» **What to work on**:
Please find all lines in the data that hold the string "September" and copy them.

--- Records for the exercise ---

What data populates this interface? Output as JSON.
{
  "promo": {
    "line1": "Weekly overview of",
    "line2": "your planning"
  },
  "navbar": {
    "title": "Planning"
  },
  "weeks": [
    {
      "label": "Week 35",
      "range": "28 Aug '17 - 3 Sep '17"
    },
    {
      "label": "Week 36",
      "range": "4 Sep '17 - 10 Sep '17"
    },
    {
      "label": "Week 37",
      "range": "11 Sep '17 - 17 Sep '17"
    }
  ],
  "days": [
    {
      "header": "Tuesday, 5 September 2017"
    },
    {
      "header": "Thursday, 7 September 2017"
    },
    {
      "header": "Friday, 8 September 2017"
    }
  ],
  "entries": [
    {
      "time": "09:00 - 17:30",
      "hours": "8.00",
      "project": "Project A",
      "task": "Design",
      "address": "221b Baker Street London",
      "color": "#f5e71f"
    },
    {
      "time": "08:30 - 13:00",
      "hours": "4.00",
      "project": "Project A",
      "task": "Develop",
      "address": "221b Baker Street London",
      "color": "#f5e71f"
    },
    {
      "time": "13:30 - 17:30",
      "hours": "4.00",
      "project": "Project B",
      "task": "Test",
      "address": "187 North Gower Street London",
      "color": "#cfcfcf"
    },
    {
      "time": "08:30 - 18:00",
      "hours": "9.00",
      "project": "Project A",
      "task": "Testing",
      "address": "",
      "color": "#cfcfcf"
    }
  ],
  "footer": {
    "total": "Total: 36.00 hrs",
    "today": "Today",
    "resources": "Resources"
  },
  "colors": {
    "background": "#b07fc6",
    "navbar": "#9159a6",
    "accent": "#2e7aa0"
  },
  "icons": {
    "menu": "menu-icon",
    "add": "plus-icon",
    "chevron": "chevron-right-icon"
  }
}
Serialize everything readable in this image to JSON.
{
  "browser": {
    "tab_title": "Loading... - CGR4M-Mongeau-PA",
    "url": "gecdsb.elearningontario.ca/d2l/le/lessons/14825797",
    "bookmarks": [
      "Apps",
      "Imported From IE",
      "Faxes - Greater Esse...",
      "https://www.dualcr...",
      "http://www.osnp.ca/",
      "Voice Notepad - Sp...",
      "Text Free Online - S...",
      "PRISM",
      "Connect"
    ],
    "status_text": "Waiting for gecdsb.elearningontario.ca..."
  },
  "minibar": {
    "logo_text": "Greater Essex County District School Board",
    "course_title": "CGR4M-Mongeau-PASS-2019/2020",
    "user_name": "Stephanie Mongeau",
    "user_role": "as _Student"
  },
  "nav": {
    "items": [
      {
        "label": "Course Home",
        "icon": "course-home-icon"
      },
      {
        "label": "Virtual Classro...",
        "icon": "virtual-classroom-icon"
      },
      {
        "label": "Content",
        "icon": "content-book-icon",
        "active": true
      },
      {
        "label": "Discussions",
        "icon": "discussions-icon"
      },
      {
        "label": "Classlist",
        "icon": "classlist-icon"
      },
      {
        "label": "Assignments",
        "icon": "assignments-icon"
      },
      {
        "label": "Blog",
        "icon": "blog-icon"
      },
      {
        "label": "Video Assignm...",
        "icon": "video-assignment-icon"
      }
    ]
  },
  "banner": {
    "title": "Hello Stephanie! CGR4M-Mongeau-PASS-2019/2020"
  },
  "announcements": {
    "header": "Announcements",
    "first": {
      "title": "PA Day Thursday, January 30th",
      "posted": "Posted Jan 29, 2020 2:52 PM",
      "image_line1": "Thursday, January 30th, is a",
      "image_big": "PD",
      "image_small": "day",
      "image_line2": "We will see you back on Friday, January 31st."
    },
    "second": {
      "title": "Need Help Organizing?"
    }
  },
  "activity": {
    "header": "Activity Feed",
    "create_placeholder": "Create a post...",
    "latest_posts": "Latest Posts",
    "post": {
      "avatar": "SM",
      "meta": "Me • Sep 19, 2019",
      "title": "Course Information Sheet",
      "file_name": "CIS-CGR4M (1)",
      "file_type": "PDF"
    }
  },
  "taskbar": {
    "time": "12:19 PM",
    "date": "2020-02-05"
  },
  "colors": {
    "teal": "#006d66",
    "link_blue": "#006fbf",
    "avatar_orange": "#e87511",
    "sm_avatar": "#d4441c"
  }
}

---

» **Result of this exercise**:
      "header": "Tuesday, 5 September 2017"
      "header": "Thursday, 7 September 2017"
      "header": "Friday, 8 September 2017"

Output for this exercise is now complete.